▸ What you have to do: Reproduce the whole listing below exactly.

======== Exercise materials ========

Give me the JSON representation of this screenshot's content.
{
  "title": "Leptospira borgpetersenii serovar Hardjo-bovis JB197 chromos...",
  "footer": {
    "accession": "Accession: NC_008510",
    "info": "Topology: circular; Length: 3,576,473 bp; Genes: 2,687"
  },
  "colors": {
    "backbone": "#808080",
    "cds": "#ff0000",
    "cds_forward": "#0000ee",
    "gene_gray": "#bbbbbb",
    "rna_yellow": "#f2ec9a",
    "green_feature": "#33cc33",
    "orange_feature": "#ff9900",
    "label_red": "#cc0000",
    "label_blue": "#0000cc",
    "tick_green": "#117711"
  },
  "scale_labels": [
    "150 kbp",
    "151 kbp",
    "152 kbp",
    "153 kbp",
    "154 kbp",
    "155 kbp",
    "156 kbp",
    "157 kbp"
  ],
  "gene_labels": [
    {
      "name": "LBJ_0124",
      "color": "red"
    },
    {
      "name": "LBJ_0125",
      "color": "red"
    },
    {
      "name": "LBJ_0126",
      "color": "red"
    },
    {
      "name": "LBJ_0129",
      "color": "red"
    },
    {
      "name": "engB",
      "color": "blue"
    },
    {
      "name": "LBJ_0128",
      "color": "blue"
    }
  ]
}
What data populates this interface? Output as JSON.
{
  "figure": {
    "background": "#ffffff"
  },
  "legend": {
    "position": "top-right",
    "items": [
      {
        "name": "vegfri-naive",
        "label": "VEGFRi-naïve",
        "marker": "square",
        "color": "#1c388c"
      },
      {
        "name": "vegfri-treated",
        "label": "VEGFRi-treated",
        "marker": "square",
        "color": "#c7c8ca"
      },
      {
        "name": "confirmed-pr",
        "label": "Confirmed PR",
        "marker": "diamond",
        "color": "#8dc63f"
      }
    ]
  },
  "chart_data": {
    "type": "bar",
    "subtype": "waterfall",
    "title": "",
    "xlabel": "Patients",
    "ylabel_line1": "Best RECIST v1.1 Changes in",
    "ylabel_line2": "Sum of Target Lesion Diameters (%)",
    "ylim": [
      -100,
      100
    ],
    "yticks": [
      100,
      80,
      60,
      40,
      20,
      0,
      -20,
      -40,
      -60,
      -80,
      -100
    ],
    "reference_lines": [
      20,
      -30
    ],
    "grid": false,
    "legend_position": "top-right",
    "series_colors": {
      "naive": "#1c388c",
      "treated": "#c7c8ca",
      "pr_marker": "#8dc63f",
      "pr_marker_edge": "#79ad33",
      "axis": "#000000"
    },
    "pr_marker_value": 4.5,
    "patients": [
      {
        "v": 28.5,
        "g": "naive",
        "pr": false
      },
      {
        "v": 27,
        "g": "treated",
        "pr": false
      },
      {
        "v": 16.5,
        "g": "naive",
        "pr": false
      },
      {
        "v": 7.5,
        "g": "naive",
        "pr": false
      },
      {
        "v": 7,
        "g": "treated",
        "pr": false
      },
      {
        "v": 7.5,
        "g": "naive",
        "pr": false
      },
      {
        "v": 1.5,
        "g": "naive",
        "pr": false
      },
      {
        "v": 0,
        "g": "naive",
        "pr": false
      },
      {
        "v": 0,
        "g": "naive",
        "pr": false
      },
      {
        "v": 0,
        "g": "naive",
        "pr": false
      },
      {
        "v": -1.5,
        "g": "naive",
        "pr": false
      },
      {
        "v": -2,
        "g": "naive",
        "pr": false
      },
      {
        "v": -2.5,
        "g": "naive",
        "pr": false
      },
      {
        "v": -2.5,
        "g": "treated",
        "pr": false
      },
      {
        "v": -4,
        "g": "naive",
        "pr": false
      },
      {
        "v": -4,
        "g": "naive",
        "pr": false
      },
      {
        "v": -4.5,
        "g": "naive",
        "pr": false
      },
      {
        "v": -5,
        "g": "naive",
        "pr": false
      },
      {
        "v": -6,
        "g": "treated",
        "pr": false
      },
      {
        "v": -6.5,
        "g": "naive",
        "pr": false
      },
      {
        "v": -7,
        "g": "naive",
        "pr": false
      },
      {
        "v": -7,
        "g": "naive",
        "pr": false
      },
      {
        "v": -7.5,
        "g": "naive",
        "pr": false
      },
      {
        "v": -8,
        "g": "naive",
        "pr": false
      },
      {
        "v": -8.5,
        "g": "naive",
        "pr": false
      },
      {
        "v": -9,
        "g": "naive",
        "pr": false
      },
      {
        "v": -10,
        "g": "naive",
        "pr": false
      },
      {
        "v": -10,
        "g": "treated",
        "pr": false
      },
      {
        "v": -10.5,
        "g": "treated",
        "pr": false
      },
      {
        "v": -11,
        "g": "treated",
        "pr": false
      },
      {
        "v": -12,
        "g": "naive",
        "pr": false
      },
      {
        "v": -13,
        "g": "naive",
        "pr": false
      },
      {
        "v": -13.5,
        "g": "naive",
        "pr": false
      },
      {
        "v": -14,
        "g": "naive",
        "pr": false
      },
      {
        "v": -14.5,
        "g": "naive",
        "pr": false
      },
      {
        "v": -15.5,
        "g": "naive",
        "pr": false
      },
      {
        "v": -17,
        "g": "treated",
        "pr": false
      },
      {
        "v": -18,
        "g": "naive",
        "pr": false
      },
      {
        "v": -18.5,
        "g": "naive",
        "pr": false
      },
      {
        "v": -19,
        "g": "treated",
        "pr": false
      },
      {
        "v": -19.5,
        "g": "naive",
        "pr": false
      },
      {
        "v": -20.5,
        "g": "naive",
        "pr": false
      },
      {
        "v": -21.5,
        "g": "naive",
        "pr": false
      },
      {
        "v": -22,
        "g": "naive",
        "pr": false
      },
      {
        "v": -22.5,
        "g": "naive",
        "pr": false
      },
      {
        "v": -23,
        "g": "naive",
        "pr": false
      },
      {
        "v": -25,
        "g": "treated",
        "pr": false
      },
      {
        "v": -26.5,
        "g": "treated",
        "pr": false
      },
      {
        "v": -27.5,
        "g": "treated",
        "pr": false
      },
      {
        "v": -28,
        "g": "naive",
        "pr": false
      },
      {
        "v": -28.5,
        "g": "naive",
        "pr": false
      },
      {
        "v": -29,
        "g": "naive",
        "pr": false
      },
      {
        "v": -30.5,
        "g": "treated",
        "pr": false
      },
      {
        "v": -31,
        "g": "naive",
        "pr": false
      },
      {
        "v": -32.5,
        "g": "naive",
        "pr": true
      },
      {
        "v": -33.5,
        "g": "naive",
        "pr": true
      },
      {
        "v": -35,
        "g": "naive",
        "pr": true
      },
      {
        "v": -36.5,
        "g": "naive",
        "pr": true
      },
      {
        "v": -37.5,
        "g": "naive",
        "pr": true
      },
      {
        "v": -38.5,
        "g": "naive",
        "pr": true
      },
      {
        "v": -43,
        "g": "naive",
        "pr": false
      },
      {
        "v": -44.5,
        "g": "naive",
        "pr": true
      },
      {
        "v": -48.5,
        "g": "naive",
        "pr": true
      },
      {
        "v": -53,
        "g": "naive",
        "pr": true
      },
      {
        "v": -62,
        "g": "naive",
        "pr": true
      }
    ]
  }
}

========

▸ Exercise result:
Give me the JSON representation of this screenshot's content.
{
  "title": "Leptospira borgpetersenii serovar Hardjo-bovis JB197 chromos...",
  "footer": {
    "accession": "Accession: NC_008510",
    "info": "Topology: circular; Length: 3,576,473 bp; Genes: 2,687"
  },
  "colors": {
    "backbone": "#808080",
    "cds": "#ff0000",
    "cds_forward": "#0000ee",
    "gene_gray": "#bbbbbb",
    "rna_yellow": "#f2ec9a",
    "green_feature": "#33cc33",
    "orange_feature": "#ff9900",
    "label_red": "#cc0000",
    "label_blue": "#0000cc",
    "tick_green": "#117711"
  },
  "scale_labels": [
    "150 kbp",
    "151 kbp",
    "152 kbp",
    "153 kbp",
    "154 kbp",
    "155 kbp",
    "156 kbp",
    "157 kbp"
  ],
  "gene_labels": [
    {
      "name": "LBJ_0124",
      "color": "red"
    },
    {
      "name": "LBJ_0125",
      "color": "red"
    },
    {
      "name": "LBJ_0126",
      "color": "red"
    },
    {
      "name": "LBJ_0129",
      "color": "red"
    },
    {
      "name": "engB",
      "color": "blue"
    },
    {
      "name": "LBJ_0128",
      "color": "blue"
    }
  ]
}
What data populates this interface? Output as JSON.
{
  "figure": {
    "background": "#ffffff"
  },
  "legend": {
    "position": "top-right",
    "items": [
      {
        "name": "vegfri-naive",
        "label": "VEGFRi-naïve",
        "marker": "square",
        "color": "#1c388c"
      },
      {
        "name": "vegfri-treated",
        "label": "VEGFRi-treated",
        "marker": "square",
        "color": "#c7c8ca"
      },
      {
        "name": "confirmed-pr",
        "label": "Confirmed PR",
        "marker": "diamond",
        "color": "#8dc63f"
      }
    ]
  },
  "chart_data": {
    "type": "bar",
    "subtype": "waterfall",
    "title": "",
    "xlabel": "Patients",
    "ylabel_line1": "Best RECIST v1.1 Changes in",
    "ylabel_line2": "Sum of Target Lesion Diameters (%)",
    "ylim": [
      -100,
      100
    ],
    "yticks": [
      100,
      80,
      60,
      40,
      20,
      0,
      -20,
      -40,
      -60,
      -80,
      -100
    ],
    "reference_lines": [
      20,
      -30
    ],
    "grid": false,
    "legend_position": "top-right",
    "series_colors": {
      "naive": "#1c388c",
      "treated": "#c7c8ca",
      "pr_marker": "#8dc63f",
      "pr_marker_edge": "#79ad33",
      "axis": "#000000"
    },
    "pr_marker_value": 4.5,
    "patients": [
      {
        "v": 28.5,
        "g": "naive",
        "pr": false
      },
      {
        "v": 27,
        "g": "treated",
        "pr": false
      },
      {
        "v": 16.5,
        "g": "naive",
        "pr": false
      },
      {
        "v": 7.5,
        "g": "naive",
        "pr": false
      },
      {
        "v": 7,
        "g": "treated",
        "pr": false
      },
      {
        "v": 7.5,
        "g": "naive",
        "pr": false
      },
      {
        "v": 1.5,
        "g": "naive",
        "pr": false
      },
      {
        "v": 0,
        "g": "naive",
        "pr": false
      },
      {
        "v": 0,
        "g": "naive",
        "pr": false
      },
      {
        "v": 0,
        "g": "naive",
        "pr": false
      },
      {
        "v": -1.5,
        "g": "naive",
        "pr": false
      },
      {
        "v": -2,
        "g": "naive",
        "pr": false
      },
      {
        "v": -2.5,
        "g": "naive",
        "pr": false
      },
      {
        "v": -2.5,
        "g": "treated",
        "pr": false
      },
      {
        "v": -4,
        "g": "naive",
        "pr": false
      },
      {
        "v": -4,
        "g": "naive",
        "pr": false
      },
      {
        "v": -4.5,
        "g": "naive",
        "pr": false
      },
      {
        "v": -5,
        "g": "naive",
        "pr": false
      },
      {
        "v": -6,
        "g": "treated",
        "pr": false
      },
      {
        "v": -6.5,
        "g": "naive",
        "pr": false
      },
      {
        "v": -7,
        "g": "naive",
        "pr": false
      },
      {
        "v": -7,
        "g": "naive",
        "pr": false
      },
      {
        "v": -7.5,
        "g": "naive",
        "pr": false
      },
      {
        "v": -8,
        "g": "naive",
        "pr": false
      },
      {
        "v": -8.5,
        "g": "naive",
        "pr": false
      },
      {
        "v": -9,
        "g": "naive",
        "pr": false
      },
      {
        "v": -10,
        "g": "naive",
        "pr": false
      },
      {
        "v": -10,
        "g": "treated",
        "pr": false
      },
      {
        "v": -10.5,
        "g": "treated",
        "pr": false
      },
      {
        "v": -11,
        "g": "treated",
        "pr": false
      },
      {
        "v": -12,
        "g": "naive",
        "pr": false
      },
      {
        "v": -13,
        "g": "naive",
        "pr": false
      },
      {
        "v": -13.5,
        "g": "naive",
        "pr": false
      },
      {
        "v": -14,
        "g": "naive",
        "pr": false
      },
      {
        "v": -14.5,
        "g": "naive",
        "pr": false
      },
      {
        "v": -15.5,
        "g": "naive",
        "pr": false
      },
      {
        "v": -17,
        "g": "treated",
        "pr": false
      },
      {
        "v": -18,
        "g": "naive",
        "pr": false
      },
      {
        "v": -18.5,
        "g": "naive",
        "pr": false
      },
      {
        "v": -19,
        "g": "treated",
        "pr": false
      },
      {
        "v": -19.5,
        "g": "naive",
        "pr": false
      },
      {
        "v": -20.5,
        "g": "naive",
        "pr": false
      },
      {
        "v": -21.5,
        "g": "naive",
        "pr": false
      },
      {
        "v": -22,
        "g": "naive",
        "pr": false
      },
      {
        "v": -22.5,
        "g": "naive",
        "pr": false
      },
      {
        "v": -23,
        "g": "naive",
        "pr": false
      },
      {
        "v": -25,
        "g": "treated",
        "pr": false
      },
      {
        "v": -26.5,
        "g": "treated",
        "pr": false
      },
      {
        "v": -27.5,
        "g": "treated",
        "pr": false
      },
      {
        "v": -28,
        "g": "naive",
        "pr": false
      },
      {
        "v": -28.5,
        "g": "naive",
        "pr": false
      },
      {
        "v": -29,
        "g": "naive",
        "pr": false
      },
      {
        "v": -30.5,
        "g": "treated",
        "pr": false
      },
      {
        "v": -31,
        "g": "naive",
        "pr": false
      },
      {
        "v": -32.5,
        "g": "naive",
        "pr": true
      },
      {
        "v": -33.5,
        "g": "naive",
        "pr": true
      },
      {
        "v": -35,
        "g": "naive",
        "pr": true
      },
      {
        "v": -36.5,
        "g": "naive",
        "pr": true
      },
      {
        "v": -37.5,
        "g": "naive",
        "pr": true
      },
      {
        "v": -38.5,
        "g": "naive",
        "pr": true
      },
      {
        "v": -43,
        "g": "naive",
        "pr": false
      },
      {
        "v": -44.5,
        "g": "naive",
        "pr": true
      },
      {
        "v": -48.5,
        "g": "naive",
        "pr": true
      },
      {
        "v": -53,
        "g": "naive",
        "pr": true
      },
      {
        "v": -62,
        "g": "naive",
        "pr": true
      }
    ]
  }
}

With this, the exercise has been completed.